◆ Task brief
Check each line of the listing, and copy it if it contains the word "Administration".

....................

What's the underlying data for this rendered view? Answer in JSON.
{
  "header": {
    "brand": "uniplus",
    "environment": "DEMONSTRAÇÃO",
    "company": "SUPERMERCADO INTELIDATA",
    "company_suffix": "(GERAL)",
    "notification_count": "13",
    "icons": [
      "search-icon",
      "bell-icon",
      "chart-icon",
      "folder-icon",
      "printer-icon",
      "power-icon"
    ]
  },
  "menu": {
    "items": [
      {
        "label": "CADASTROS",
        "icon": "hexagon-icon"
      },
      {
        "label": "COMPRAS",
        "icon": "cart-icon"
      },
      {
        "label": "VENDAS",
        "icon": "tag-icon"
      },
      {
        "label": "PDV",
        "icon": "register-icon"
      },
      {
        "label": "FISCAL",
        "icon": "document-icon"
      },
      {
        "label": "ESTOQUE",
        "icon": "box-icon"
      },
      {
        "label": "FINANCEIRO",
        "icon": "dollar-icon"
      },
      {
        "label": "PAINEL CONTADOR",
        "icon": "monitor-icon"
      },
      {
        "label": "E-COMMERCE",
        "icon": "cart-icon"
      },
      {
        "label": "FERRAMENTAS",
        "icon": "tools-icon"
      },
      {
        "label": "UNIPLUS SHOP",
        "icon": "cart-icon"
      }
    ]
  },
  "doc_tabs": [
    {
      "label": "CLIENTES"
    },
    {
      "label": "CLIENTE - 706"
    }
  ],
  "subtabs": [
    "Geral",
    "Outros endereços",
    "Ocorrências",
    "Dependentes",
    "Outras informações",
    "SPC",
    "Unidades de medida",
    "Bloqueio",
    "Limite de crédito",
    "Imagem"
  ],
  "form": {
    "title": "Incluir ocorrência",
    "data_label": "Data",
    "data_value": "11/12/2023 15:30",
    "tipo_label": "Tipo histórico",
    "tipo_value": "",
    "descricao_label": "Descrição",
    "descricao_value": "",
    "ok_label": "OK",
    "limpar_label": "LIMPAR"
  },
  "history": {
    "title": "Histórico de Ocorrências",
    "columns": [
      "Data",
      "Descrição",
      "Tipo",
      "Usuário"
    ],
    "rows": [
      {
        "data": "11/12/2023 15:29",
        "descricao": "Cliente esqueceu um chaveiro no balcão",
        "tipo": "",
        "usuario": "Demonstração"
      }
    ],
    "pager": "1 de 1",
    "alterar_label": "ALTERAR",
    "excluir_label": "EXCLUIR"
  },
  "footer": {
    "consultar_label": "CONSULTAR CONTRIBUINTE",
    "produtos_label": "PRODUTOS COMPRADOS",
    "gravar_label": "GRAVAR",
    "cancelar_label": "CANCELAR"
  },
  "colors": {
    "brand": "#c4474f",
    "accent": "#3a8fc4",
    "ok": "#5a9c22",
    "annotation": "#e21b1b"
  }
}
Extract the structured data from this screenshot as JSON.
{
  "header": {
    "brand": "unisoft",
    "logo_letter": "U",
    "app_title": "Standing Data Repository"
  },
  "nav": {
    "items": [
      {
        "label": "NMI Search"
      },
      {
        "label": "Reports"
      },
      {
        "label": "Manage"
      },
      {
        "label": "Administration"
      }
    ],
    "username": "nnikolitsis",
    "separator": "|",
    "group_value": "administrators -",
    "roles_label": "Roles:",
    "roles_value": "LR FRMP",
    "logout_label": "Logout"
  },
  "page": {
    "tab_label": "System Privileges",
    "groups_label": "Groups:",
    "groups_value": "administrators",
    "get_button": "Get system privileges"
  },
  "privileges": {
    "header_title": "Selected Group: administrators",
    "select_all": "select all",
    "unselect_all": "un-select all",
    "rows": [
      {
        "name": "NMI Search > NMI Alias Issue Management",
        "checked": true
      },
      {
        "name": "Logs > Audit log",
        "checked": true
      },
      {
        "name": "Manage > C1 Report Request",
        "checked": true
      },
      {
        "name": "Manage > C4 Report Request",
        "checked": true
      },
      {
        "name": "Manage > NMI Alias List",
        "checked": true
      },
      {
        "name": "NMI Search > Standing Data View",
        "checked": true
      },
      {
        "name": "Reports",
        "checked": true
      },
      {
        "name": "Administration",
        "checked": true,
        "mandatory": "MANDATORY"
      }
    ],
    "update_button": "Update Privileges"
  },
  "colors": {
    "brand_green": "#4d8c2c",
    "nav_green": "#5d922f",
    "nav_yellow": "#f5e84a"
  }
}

....................

◆ Written reply
        "label": "Administration"
        "name": "Administration",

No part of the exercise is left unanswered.